* [TO BE DONE]
Extract each line of the data and write it out again exactly.

* [EXTRACTED RECORDS]
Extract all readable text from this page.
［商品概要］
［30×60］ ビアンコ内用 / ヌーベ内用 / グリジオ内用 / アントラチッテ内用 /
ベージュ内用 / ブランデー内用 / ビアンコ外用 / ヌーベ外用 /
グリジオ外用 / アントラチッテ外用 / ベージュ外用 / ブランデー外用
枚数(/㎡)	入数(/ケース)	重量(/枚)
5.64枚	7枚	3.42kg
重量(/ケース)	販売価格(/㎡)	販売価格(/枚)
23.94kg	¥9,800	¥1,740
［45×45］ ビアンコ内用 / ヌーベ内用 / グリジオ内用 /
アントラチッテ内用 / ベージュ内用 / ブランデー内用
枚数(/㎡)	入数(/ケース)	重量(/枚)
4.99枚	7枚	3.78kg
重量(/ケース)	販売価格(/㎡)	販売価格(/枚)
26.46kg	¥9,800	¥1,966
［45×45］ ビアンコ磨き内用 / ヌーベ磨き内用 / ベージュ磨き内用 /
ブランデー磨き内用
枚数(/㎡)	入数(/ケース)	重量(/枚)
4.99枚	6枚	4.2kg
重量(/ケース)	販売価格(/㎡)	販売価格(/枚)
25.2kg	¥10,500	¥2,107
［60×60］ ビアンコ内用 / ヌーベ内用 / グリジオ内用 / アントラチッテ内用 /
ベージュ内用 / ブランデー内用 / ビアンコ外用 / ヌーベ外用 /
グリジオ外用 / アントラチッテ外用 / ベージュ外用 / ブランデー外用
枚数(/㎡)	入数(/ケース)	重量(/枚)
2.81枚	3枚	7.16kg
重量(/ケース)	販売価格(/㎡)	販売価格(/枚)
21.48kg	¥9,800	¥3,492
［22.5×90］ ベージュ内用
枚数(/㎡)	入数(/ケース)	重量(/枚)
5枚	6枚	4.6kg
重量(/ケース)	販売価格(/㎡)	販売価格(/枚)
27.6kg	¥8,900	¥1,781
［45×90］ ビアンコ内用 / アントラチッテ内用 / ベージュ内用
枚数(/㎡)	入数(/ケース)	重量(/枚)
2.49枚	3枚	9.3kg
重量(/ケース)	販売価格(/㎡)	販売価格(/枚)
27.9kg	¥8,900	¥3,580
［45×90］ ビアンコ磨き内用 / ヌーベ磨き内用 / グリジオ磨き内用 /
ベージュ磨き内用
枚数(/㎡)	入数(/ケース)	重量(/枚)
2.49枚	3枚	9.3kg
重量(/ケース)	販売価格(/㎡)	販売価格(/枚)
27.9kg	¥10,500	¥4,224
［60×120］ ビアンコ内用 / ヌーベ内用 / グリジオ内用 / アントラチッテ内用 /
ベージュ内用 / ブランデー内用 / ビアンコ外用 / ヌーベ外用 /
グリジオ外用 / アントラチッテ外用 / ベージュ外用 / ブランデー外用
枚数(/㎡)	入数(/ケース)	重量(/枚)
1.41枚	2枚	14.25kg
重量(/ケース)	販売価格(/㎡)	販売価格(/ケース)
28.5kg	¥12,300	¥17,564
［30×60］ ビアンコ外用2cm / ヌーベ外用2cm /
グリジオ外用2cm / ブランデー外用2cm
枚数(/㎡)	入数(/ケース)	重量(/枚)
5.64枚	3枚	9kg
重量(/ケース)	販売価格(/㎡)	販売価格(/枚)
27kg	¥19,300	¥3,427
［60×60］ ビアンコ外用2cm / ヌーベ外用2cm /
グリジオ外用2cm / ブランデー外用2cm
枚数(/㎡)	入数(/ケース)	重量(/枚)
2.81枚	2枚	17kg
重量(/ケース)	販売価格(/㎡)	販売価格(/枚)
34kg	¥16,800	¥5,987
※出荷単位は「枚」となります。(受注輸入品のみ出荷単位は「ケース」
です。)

* [WRITTEN REPLY]
Extract all readable text from this page.
［商品概要］
［30×60］ ビアンコ内用 / ヌーベ内用 / グリジオ内用 / アントラチッテ内用 /
ベージュ内用 / ブランデー内用 / ビアンコ外用 / ヌーベ外用 /
グリジオ外用 / アントラチッテ外用 / ベージュ外用 / ブランデー外用
枚数(/㎡)	入数(/ケース)	重量(/枚)
5.64枚	7枚	3.42kg
重量(/ケース)	販売価格(/㎡)	販売価格(/枚)
23.94kg	¥9,800	¥1,740
［45×45］ ビアンコ内用 / ヌーベ内用 / グリジオ内用 /
アントラチッテ内用 / ベージュ内用 / ブランデー内用
枚数(/㎡)	入数(/ケース)	重量(/枚)
4.99枚	7枚	3.78kg
重量(/ケース)	販売価格(/㎡)	販売価格(/枚)
26.46kg	¥9,800	¥1,966
［45×45］ ビアンコ磨き内用 / ヌーベ磨き内用 / ベージュ磨き内用 /
ブランデー磨き内用
枚数(/㎡)	入数(/ケース)	重量(/枚)
4.99枚	6枚	4.2kg
重量(/ケース)	販売価格(/㎡)	販売価格(/枚)
25.2kg	¥10,500	¥2,107
［60×60］ ビアンコ内用 / ヌーベ内用 / グリジオ内用 / アントラチッテ内用 /
ベージュ内用 / ブランデー内用 / ビアンコ外用 / ヌーベ外用 /
グリジオ外用 / アントラチッテ外用 / ベージュ外用 / ブランデー外用
枚数(/㎡)	入数(/ケース)	重量(/枚)
2.81枚	3枚	7.16kg
重量(/ケース)	販売価格(/㎡)	販売価格(/枚)
21.48kg	¥9,800	¥3,492
［22.5×90］ ベージュ内用
枚数(/㎡)	入数(/ケース)	重量(/枚)
5枚	6枚	4.6kg
重量(/ケース)	販売価格(/㎡)	販売価格(/枚)
27.6kg	¥8,900	¥1,781
［45×90］ ビアンコ内用 / アントラチッテ内用 / ベージュ内用
枚数(/㎡)	入数(/ケース)	重量(/枚)
2.49枚	3枚	9.3kg
重量(/ケース)	販売価格(/㎡)	販売価格(/枚)
27.9kg	¥8,900	¥3,580
［45×90］ ビアンコ磨き内用 / ヌーベ磨き内用 / グリジオ磨き内用 /
ベージュ磨き内用
枚数(/㎡)	入数(/ケース)	重量(/枚)
2.49枚	3枚	9.3kg
重量(/ケース)	販売価格(/㎡)	販売価格(/枚)
27.9kg	¥10,500	¥4,224
［60×120］ ビアンコ内用 / ヌーベ内用 / グリジオ内用 / アントラチッテ内用 /
ベージュ内用 / ブランデー内用 / ビアンコ外用 / ヌーベ外用 /
グリジオ外用 / アントラチッテ外用 / ベージュ外用 / ブランデー外用
枚数(/㎡)	入数(/ケース)	重量(/枚)
1.41枚	2枚	14.25kg
重量(/ケース)	販売価格(/㎡)	販売価格(/ケース)
28.5kg	¥12,300	¥17,564
［30×60］ ビアンコ外用2cm / ヌーベ外用2cm /
グリジオ外用2cm / ブランデー外用2cm
枚数(/㎡)	入数(/ケース)	重量(/枚)
5.64枚	3枚	9kg
重量(/ケース)	販売価格(/㎡)	販売価格(/枚)
27kg	¥19,300	¥3,427
［60×60］ ビアンコ外用2cm / ヌーベ外用2cm /
グリジオ外用2cm / ブランデー外用2cm
枚数(/㎡)	入数(/ケース)	重量(/枚)
2.81枚	2枚	17kg
重量(/ケース)	販売価格(/㎡)	販売価格(/枚)
34kg	¥16,800	¥5,987
※出荷単位は「枚」となります。(受注輸入品のみ出荷単位は「ケース」
です。)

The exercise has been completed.